- **TASK**
Each line of the listing must be transcribed exactly, except for the images, which should be excluded.

- **LISTED ENTRIES**
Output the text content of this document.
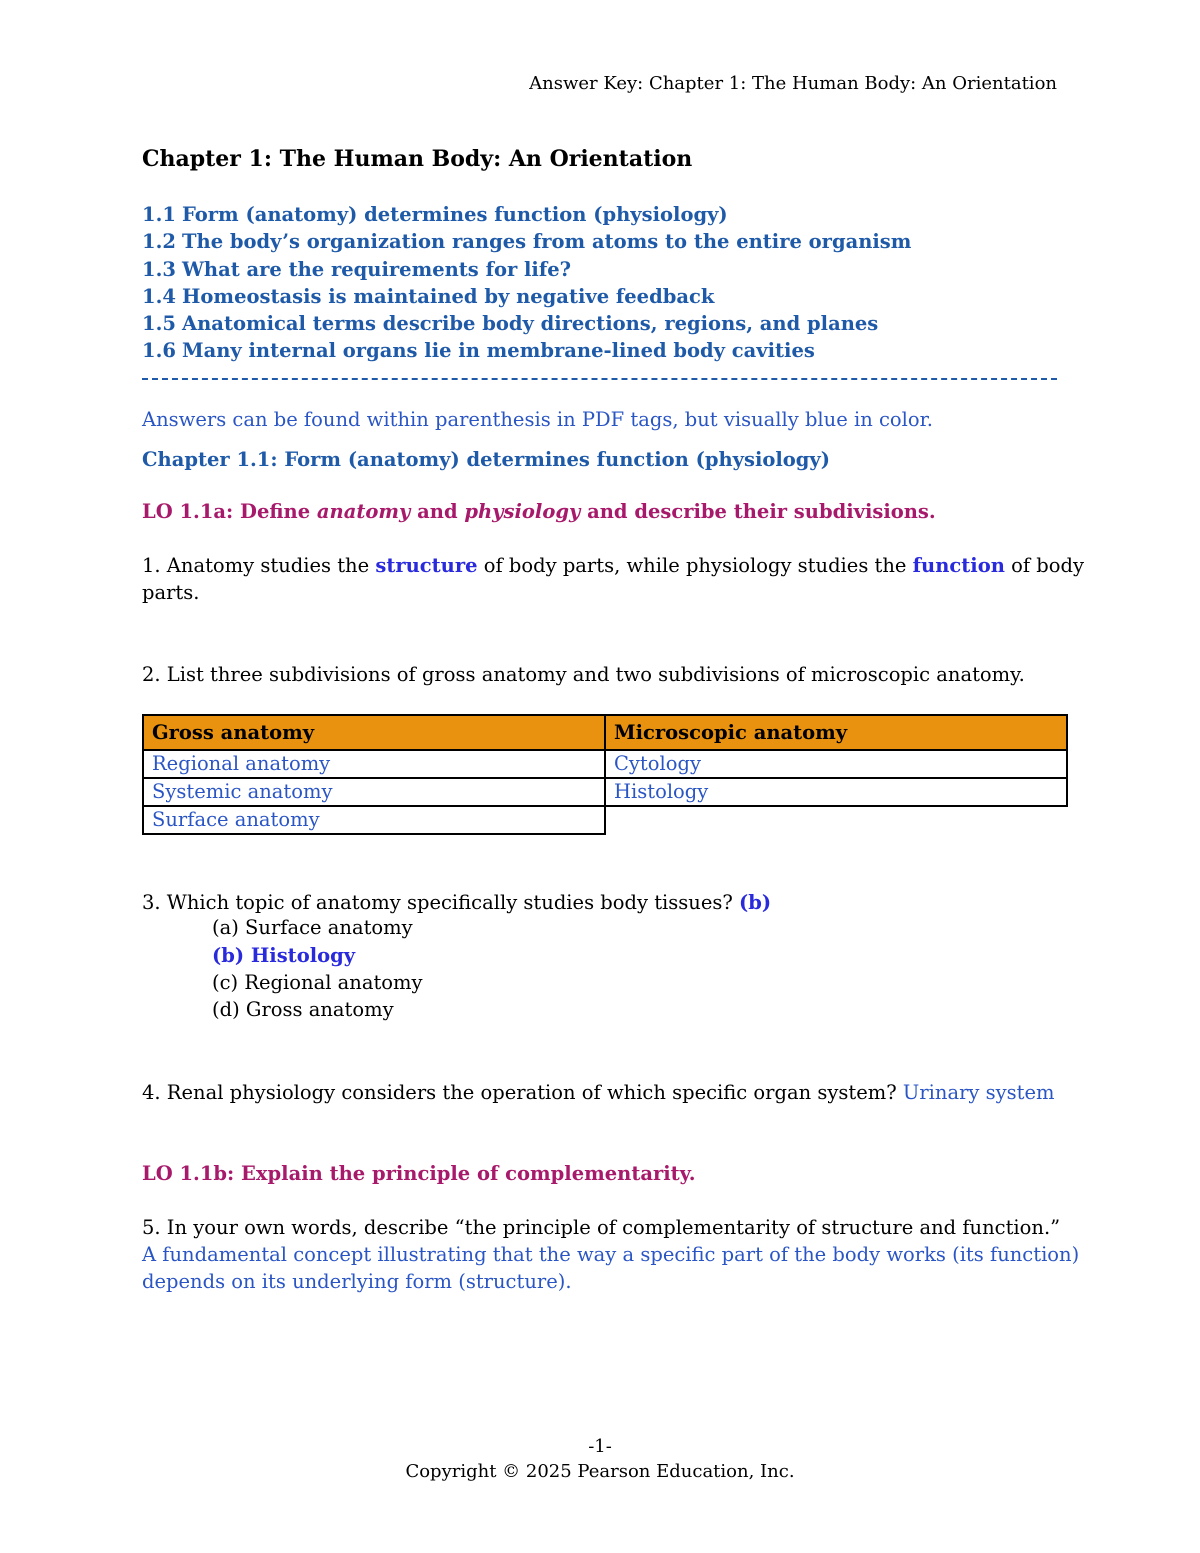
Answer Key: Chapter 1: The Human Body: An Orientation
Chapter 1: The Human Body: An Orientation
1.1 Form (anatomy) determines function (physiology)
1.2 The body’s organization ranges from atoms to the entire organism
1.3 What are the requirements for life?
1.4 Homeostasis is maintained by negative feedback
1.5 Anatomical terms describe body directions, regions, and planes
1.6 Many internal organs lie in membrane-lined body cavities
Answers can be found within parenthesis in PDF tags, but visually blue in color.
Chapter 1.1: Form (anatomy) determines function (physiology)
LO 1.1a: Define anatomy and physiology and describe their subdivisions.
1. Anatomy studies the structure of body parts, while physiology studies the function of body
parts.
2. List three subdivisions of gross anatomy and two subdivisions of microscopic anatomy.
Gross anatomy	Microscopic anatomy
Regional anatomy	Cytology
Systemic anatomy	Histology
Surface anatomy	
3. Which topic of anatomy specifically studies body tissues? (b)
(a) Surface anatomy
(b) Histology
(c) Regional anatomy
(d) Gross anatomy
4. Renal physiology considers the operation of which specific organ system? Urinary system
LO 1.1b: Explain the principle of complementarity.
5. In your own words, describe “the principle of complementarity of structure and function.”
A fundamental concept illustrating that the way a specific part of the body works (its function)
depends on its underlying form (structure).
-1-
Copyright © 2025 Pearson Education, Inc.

- **FULL OUTPUT**
Output the text content of this document.
Answer Key: Chapter 1: The Human Body: An Orientation
Chapter 1: The Human Body: An Orientation
1.1 Form (anatomy) determines function (physiology)
1.2 The body’s organization ranges from atoms to the entire organism
1.3 What are the requirements for life?
1.4 Homeostasis is maintained by negative feedback
1.5 Anatomical terms describe body directions, regions, and planes
1.6 Many internal organs lie in membrane-lined body cavities
Answers can be found within parenthesis in PDF tags, but visually blue in color.
Chapter 1.1: Form (anatomy) determines function (physiology)
LO 1.1a: Define anatomy and physiology and describe their subdivisions.
1. Anatomy studies the structure of body parts, while physiology studies the function of body
parts.
2. List three subdivisions of gross anatomy and two subdivisions of microscopic anatomy.
Gross anatomy	Microscopic anatomy
Regional anatomy	Cytology
Systemic anatomy	Histology
Surface anatomy	
3. Which topic of anatomy specifically studies body tissues? (b)
(a) Surface anatomy
(b) Histology
(c) Regional anatomy
(d) Gross anatomy
4. Renal physiology considers the operation of which specific organ system? Urinary system
LO 1.1b: Explain the principle of complementarity.
5. In your own words, describe “the principle of complementarity of structure and function.”
A fundamental concept illustrating that the way a specific part of the body works (its function)
depends on its underlying form (structure).
-1-
Copyright © 2025 Pearson Education, Inc.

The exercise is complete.